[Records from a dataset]
####################
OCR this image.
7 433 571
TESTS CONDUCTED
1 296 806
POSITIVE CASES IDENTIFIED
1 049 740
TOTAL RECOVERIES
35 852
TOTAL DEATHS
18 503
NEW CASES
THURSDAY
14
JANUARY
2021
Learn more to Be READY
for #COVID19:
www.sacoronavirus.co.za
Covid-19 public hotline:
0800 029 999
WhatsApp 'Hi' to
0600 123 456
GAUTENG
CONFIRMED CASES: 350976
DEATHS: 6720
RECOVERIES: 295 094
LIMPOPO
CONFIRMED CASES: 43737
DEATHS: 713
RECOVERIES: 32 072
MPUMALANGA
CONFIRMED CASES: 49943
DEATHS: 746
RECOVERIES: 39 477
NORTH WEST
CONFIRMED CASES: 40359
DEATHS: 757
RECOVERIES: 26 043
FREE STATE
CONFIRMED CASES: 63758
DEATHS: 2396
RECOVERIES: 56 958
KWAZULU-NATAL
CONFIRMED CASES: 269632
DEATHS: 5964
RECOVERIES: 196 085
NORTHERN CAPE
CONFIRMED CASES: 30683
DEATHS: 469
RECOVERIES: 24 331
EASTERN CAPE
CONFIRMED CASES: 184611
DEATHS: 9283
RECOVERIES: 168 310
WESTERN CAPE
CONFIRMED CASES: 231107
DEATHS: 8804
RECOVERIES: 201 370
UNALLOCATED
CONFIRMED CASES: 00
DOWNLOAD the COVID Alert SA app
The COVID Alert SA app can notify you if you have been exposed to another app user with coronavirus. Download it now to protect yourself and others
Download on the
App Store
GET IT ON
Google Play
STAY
####################
_Work task_
Output each record precisely as given.

_Answer below_
OCR this image.
7 433 571
TESTS CONDUCTED
1 296 806
POSITIVE CASES IDENTIFIED
1 049 740
TOTAL RECOVERIES
35 852
TOTAL DEATHS
18 503
NEW CASES
THURSDAY
14
JANUARY
2021
Learn more to Be READY
for #COVID19:
www.sacoronavirus.co.za
Covid-19 public hotline:
0800 029 999
WhatsApp 'Hi' to
0600 123 456
GAUTENG
CONFIRMED CASES: 350976
DEATHS: 6720
RECOVERIES: 295 094
LIMPOPO
CONFIRMED CASES: 43737
DEATHS: 713
RECOVERIES: 32 072
MPUMALANGA
CONFIRMED CASES: 49943
DEATHS: 746
RECOVERIES: 39 477
NORTH WEST
CONFIRMED CASES: 40359
DEATHS: 757
RECOVERIES: 26 043
FREE STATE
CONFIRMED CASES: 63758
DEATHS: 2396
RECOVERIES: 56 958
KWAZULU-NATAL
CONFIRMED CASES: 269632
DEATHS: 5964
RECOVERIES: 196 085
NORTHERN CAPE
CONFIRMED CASES: 30683
DEATHS: 469
RECOVERIES: 24 331
EASTERN CAPE
CONFIRMED CASES: 184611
DEATHS: 9283
RECOVERIES: 168 310
WESTERN CAPE
CONFIRMED CASES: 231107
DEATHS: 8804
RECOVERIES: 201 370
UNALLOCATED
CONFIRMED CASES: 00
DOWNLOAD the COVID Alert SA app
The COVID Alert SA app can notify you if you have been exposed to another app user with coronavirus. Download it now to protect yourself and others
Download on the
App Store
GET IT ON
Google Play
STAY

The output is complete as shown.